▶ **Records excerpted from a collection**
START

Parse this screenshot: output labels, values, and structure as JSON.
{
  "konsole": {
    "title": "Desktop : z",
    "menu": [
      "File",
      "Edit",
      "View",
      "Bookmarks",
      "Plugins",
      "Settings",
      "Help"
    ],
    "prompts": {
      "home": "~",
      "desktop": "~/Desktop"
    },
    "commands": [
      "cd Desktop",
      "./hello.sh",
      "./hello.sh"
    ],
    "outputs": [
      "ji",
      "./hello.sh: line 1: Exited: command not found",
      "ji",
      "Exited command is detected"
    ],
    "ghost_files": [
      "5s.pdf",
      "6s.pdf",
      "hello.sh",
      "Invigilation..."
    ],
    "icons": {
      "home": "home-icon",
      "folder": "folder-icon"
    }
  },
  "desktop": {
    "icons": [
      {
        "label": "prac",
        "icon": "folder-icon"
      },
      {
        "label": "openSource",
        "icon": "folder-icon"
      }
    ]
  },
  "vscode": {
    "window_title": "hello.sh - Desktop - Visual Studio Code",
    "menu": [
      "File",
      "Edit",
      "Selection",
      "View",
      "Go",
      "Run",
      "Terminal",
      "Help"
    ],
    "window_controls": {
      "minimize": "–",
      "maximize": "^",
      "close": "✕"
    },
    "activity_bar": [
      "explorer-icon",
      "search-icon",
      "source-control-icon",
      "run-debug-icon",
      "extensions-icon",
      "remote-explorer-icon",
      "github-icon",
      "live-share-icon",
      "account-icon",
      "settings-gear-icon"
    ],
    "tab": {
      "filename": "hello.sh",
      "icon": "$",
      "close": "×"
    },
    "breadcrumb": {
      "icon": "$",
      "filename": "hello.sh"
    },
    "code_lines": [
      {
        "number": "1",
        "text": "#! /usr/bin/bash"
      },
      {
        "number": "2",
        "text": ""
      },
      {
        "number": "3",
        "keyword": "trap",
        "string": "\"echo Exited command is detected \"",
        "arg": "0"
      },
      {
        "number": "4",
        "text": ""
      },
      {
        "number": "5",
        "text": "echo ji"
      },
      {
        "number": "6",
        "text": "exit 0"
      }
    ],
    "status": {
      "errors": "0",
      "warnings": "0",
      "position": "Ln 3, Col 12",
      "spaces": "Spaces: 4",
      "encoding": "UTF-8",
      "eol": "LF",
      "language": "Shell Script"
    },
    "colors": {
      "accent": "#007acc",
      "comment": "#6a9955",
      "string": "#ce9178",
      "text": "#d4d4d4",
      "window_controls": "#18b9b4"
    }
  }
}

END

▶ **TO BE DONE**
Every entry should be printed again exactly as written.

▶ **RESPONSE TO THE TASK**
Parse this screenshot: output labels, values, and structure as JSON.
{
  "konsole": {
    "title": "Desktop : z",
    "menu": [
      "File",
      "Edit",
      "View",
      "Bookmarks",
      "Plugins",
      "Settings",
      "Help"
    ],
    "prompts": {
      "home": "~",
      "desktop": "~/Desktop"
    },
    "commands": [
      "cd Desktop",
      "./hello.sh",
      "./hello.sh"
    ],
    "outputs": [
      "ji",
      "./hello.sh: line 1: Exited: command not found",
      "ji",
      "Exited command is detected"
    ],
    "ghost_files": [
      "5s.pdf",
      "6s.pdf",
      "hello.sh",
      "Invigilation..."
    ],
    "icons": {
      "home": "home-icon",
      "folder": "folder-icon"
    }
  },
  "desktop": {
    "icons": [
      {
        "label": "prac",
        "icon": "folder-icon"
      },
      {
        "label": "openSource",
        "icon": "folder-icon"
      }
    ]
  },
  "vscode": {
    "window_title": "hello.sh - Desktop - Visual Studio Code",
    "menu": [
      "File",
      "Edit",
      "Selection",
      "View",
      "Go",
      "Run",
      "Terminal",
      "Help"
    ],
    "window_controls": {
      "minimize": "–",
      "maximize": "^",
      "close": "✕"
    },
    "activity_bar": [
      "explorer-icon",
      "search-icon",
      "source-control-icon",
      "run-debug-icon",
      "extensions-icon",
      "remote-explorer-icon",
      "github-icon",
      "live-share-icon",
      "account-icon",
      "settings-gear-icon"
    ],
    "tab": {
      "filename": "hello.sh",
      "icon": "$",
      "close": "×"
    },
    "breadcrumb": {
      "icon": "$",
      "filename": "hello.sh"
    },
    "code_lines": [
      {
        "number": "1",
        "text": "#! /usr/bin/bash"
      },
      {
        "number": "2",
        "text": ""
      },
      {
        "number": "3",
        "keyword": "trap",
        "string": "\"echo Exited command is detected \"",
        "arg": "0"
      },
      {
        "number": "4",
        "text": ""
      },
      {
        "number": "5",
        "text": "echo ji"
      },
      {
        "number": "6",
        "text": "exit 0"
      }
    ],
    "status": {
      "errors": "0",
      "warnings": "0",
      "position": "Ln 3, Col 12",
      "spaces": "Spaces: 4",
      "encoding": "UTF-8",
      "eol": "LF",
      "language": "Shell Script"
    },
    "colors": {
      "accent": "#007acc",
      "comment": "#6a9955",
      "string": "#ce9178",
      "text": "#d4d4d4",
      "window_controls": "#18b9b4"
    }
  }
}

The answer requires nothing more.